[START Given data]
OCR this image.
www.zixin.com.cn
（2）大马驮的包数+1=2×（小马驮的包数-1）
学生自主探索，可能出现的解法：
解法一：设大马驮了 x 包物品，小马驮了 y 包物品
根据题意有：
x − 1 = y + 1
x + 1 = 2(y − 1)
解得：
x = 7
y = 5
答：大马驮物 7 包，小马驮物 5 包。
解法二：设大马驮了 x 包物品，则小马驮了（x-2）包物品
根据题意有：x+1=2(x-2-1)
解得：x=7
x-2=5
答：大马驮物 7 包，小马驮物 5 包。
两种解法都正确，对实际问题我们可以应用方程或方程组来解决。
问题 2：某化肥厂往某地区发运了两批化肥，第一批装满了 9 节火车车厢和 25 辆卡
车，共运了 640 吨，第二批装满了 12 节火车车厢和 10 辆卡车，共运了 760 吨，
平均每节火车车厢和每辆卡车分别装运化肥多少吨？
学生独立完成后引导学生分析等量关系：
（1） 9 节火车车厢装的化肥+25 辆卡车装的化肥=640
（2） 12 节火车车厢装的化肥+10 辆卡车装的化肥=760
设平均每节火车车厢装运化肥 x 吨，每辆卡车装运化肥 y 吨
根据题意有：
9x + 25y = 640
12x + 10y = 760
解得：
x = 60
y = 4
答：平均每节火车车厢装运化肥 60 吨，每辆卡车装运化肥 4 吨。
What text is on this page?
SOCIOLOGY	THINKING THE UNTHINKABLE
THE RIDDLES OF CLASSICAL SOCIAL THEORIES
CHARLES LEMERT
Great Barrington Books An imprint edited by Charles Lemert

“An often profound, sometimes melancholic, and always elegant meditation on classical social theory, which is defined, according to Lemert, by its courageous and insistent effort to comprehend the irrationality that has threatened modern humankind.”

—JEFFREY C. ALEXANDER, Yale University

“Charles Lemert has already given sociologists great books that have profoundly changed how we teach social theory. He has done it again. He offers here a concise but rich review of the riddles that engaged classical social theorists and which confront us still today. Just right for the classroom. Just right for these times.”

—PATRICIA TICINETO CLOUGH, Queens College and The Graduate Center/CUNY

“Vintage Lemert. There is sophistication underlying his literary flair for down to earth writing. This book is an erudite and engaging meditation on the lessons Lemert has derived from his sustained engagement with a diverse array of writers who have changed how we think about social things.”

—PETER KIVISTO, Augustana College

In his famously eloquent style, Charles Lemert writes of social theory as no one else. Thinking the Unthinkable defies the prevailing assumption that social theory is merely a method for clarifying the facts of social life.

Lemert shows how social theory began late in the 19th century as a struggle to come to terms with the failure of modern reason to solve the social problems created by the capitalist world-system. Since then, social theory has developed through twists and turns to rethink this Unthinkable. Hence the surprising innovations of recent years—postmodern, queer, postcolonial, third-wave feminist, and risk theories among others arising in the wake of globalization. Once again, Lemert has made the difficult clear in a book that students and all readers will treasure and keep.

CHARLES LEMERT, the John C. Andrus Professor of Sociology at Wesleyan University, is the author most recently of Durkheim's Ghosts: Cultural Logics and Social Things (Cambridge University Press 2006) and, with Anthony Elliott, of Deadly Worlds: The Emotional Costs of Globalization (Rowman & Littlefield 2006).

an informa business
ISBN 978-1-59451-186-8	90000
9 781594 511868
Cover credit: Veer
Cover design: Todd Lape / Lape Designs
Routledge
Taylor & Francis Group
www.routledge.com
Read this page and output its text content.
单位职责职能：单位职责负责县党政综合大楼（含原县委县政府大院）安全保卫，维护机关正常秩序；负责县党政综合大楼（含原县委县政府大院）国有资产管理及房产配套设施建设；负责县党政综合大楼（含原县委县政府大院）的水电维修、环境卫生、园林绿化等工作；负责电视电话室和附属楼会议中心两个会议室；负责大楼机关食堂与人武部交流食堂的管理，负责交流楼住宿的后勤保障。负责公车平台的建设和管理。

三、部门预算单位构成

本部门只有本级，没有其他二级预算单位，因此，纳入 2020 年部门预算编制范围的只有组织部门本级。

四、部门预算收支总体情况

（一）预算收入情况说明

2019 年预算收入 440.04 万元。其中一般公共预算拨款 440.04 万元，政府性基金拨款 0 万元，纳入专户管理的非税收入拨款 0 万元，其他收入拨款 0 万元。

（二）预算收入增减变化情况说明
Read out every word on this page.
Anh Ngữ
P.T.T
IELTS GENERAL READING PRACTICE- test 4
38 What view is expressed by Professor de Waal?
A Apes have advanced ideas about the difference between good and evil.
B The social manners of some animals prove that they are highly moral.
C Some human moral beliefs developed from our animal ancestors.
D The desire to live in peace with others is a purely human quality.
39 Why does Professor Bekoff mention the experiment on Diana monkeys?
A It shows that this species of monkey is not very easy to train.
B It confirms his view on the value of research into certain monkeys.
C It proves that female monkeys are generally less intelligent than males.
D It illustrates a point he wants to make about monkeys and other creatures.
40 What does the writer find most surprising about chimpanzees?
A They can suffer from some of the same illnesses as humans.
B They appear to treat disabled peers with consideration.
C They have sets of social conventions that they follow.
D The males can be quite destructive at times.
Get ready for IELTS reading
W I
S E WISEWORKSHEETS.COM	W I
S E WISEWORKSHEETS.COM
[END Given data]
_To do_:
Repeat the records above exactly, leaving none out.

_Reply to the exercise_:
OCR this image.
www.zixin.com.cn
（2）大马驮的包数+1=2×（小马驮的包数-1）
学生自主探索，可能出现的解法：
解法一：设大马驮了 x 包物品，小马驮了 y 包物品
根据题意有：
x − 1 = y + 1
x + 1 = 2(y − 1)
解得：
x = 7
y = 5
答：大马驮物 7 包，小马驮物 5 包。
解法二：设大马驮了 x 包物品，则小马驮了（x-2）包物品
根据题意有：x+1=2(x-2-1)
解得：x=7
x-2=5
答：大马驮物 7 包，小马驮物 5 包。
两种解法都正确，对实际问题我们可以应用方程或方程组来解决。
问题 2：某化肥厂往某地区发运了两批化肥，第一批装满了 9 节火车车厢和 25 辆卡
车，共运了 640 吨，第二批装满了 12 节火车车厢和 10 辆卡车，共运了 760 吨，
平均每节火车车厢和每辆卡车分别装运化肥多少吨？
学生独立完成后引导学生分析等量关系：
（1） 9 节火车车厢装的化肥+25 辆卡车装的化肥=640
（2） 12 节火车车厢装的化肥+10 辆卡车装的化肥=760
设平均每节火车车厢装运化肥 x 吨，每辆卡车装运化肥 y 吨
根据题意有：
9x + 25y = 640
12x + 10y = 760
解得：
x = 60
y = 4
答：平均每节火车车厢装运化肥 60 吨，每辆卡车装运化肥 4 吨。
What text is on this page?
SOCIOLOGY	THINKING THE UNTHINKABLE
THE RIDDLES OF CLASSICAL SOCIAL THEORIES
CHARLES LEMERT
Great Barrington Books An imprint edited by Charles Lemert

“An often profound, sometimes melancholic, and always elegant meditation on classical social theory, which is defined, according to Lemert, by its courageous and insistent effort to comprehend the irrationality that has threatened modern humankind.”

—JEFFREY C. ALEXANDER, Yale University

“Charles Lemert has already given sociologists great books that have profoundly changed how we teach social theory. He has done it again. He offers here a concise but rich review of the riddles that engaged classical social theorists and which confront us still today. Just right for the classroom. Just right for these times.”

—PATRICIA TICINETO CLOUGH, Queens College and The Graduate Center/CUNY

“Vintage Lemert. There is sophistication underlying his literary flair for down to earth writing. This book is an erudite and engaging meditation on the lessons Lemert has derived from his sustained engagement with a diverse array of writers who have changed how we think about social things.”

—PETER KIVISTO, Augustana College

In his famously eloquent style, Charles Lemert writes of social theory as no one else. Thinking the Unthinkable defies the prevailing assumption that social theory is merely a method for clarifying the facts of social life.

Lemert shows how social theory began late in the 19th century as a struggle to come to terms with the failure of modern reason to solve the social problems created by the capitalist world-system. Since then, social theory has developed through twists and turns to rethink this Unthinkable. Hence the surprising innovations of recent years—postmodern, queer, postcolonial, third-wave feminist, and risk theories among others arising in the wake of globalization. Once again, Lemert has made the difficult clear in a book that students and all readers will treasure and keep.

CHARLES LEMERT, the John C. Andrus Professor of Sociology at Wesleyan University, is the author most recently of Durkheim's Ghosts: Cultural Logics and Social Things (Cambridge University Press 2006) and, with Anthony Elliott, of Deadly Worlds: The Emotional Costs of Globalization (Rowman & Littlefield 2006).

an informa business
ISBN 978-1-59451-186-8	90000
9 781594 511868
Cover credit: Veer
Cover design: Todd Lape / Lape Designs
Routledge
Taylor & Francis Group
www.routledge.com
Read this page and output its text content.
单位职责职能：单位职责负责县党政综合大楼（含原县委县政府大院）安全保卫，维护机关正常秩序；负责县党政综合大楼（含原县委县政府大院）国有资产管理及房产配套设施建设；负责县党政综合大楼（含原县委县政府大院）的水电维修、环境卫生、园林绿化等工作；负责电视电话室和附属楼会议中心两个会议室；负责大楼机关食堂与人武部交流食堂的管理，负责交流楼住宿的后勤保障。负责公车平台的建设和管理。

三、部门预算单位构成

本部门只有本级，没有其他二级预算单位，因此，纳入 2020 年部门预算编制范围的只有组织部门本级。

四、部门预算收支总体情况

（一）预算收入情况说明

2019 年预算收入 440.04 万元。其中一般公共预算拨款 440.04 万元，政府性基金拨款 0 万元，纳入专户管理的非税收入拨款 0 万元，其他收入拨款 0 万元。

（二）预算收入增减变化情况说明
Read out every word on this page.
Anh Ngữ
P.T.T
IELTS GENERAL READING PRACTICE- test 4
38 What view is expressed by Professor de Waal?
A Apes have advanced ideas about the difference between good and evil.
B The social manners of some animals prove that they are highly moral.
C Some human moral beliefs developed from our animal ancestors.
D The desire to live in peace with others is a purely human quality.
39 Why does Professor Bekoff mention the experiment on Diana monkeys?
A It shows that this species of monkey is not very easy to train.
B It confirms his view on the value of research into certain monkeys.
C It proves that female monkeys are generally less intelligent than males.
D It illustrates a point he wants to make about monkeys and other creatures.
40 What does the writer find most surprising about chimpanzees?
A They can suffer from some of the same illnesses as humans.
B They appear to treat disabled peers with consideration.
C They have sets of social conventions that they follow.
D The males can be quite destructive at times.
Get ready for IELTS reading
W I
S E WISEWORKSHEETS.COM	W I
S E WISEWORKSHEETS.COM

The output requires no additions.